** START RECORDS FOR THIS TASK **

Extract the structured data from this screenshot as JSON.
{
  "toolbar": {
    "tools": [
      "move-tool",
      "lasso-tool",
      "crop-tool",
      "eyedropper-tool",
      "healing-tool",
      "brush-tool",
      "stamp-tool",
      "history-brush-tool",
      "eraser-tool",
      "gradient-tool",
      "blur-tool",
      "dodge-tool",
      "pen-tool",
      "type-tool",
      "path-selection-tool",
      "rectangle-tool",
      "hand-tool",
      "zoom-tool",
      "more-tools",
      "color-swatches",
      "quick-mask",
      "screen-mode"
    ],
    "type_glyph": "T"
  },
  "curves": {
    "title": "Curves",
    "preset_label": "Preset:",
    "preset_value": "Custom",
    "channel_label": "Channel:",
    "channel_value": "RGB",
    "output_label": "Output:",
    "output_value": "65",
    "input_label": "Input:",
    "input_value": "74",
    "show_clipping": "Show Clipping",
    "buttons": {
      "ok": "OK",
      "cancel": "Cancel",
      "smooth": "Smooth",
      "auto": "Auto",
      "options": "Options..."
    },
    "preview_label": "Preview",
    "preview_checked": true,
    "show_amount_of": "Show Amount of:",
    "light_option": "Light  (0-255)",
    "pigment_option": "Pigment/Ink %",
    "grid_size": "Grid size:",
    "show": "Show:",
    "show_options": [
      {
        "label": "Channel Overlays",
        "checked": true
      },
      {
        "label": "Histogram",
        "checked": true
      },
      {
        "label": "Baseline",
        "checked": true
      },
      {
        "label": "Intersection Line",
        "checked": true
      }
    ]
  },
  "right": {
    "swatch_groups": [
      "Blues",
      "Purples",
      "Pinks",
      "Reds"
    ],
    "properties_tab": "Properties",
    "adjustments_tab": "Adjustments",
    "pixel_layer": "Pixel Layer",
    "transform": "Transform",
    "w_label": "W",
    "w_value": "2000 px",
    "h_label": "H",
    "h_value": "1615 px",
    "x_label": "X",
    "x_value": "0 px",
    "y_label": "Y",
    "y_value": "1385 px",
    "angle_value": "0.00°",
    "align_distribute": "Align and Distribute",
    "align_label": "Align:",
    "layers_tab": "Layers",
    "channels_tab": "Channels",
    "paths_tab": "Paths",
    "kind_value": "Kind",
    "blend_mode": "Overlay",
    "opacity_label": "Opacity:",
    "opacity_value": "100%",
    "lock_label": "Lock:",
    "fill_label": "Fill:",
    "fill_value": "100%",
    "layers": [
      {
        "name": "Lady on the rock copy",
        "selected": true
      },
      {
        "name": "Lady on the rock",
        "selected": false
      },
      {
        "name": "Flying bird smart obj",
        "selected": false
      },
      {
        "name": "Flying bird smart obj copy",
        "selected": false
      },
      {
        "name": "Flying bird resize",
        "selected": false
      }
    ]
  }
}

** END RECORDS FOR THIS TASK **

* **TASK DETAILS**:
Copy out every line in the listing where the word "Flying" appears.

* **ANSWER IN FULL**:
        "name": "Flying bird smart obj",
        "name": "Flying bird smart obj copy",
        "name": "Flying bird resize",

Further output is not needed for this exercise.